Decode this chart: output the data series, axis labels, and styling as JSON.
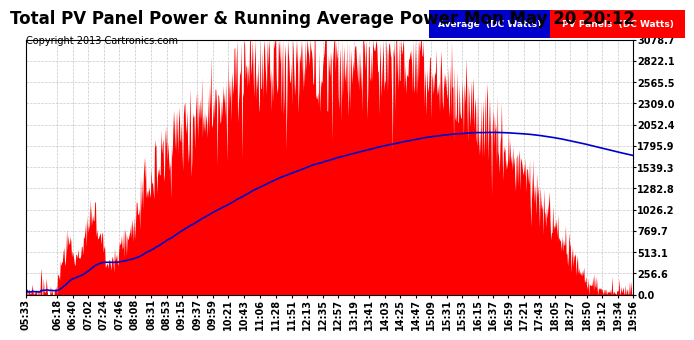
{
  "title": "Total PV Panel Power & Running Average Power Mon May 20 20:12",
  "copyright": "Copyright 2013 Cartronics.com",
  "legend_avg": "Average  (DC Watts)",
  "legend_pv": "PV Panels  (DC Watts)",
  "yticks": [
    0.0,
    256.6,
    513.1,
    769.7,
    1026.2,
    1282.8,
    1539.3,
    1795.9,
    2052.4,
    2309.0,
    2565.5,
    2822.1,
    3078.7
  ],
  "ymax": 3078.7,
  "ymin": 0.0,
  "xtick_labels": [
    "05:33",
    "06:18",
    "06:40",
    "07:02",
    "07:24",
    "07:46",
    "08:08",
    "08:31",
    "08:53",
    "09:15",
    "09:37",
    "09:59",
    "10:21",
    "10:43",
    "11:06",
    "11:28",
    "11:51",
    "12:13",
    "12:35",
    "12:57",
    "13:19",
    "13:41",
    "14:03",
    "14:25",
    "14:47",
    "15:09",
    "15:31",
    "15:53",
    "16:15",
    "16:37",
    "16:59",
    "17:21",
    "17:43",
    "18:05",
    "18:27",
    "18:50",
    "19:12",
    "19:34",
    "19:56"
  ],
  "pv_color": "#ff0000",
  "avg_color": "#0000cc",
  "bg_color": "#ffffff",
  "plot_bg_color": "#ffffff",
  "grid_color": "#bbbbbb",
  "title_fontsize": 12,
  "copyright_fontsize": 7,
  "tick_fontsize": 7
}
• • • • •
- [The problem]: Lines containing the string "Average" should be counted; reply with their number and nothing more.

- [Full solution]: 2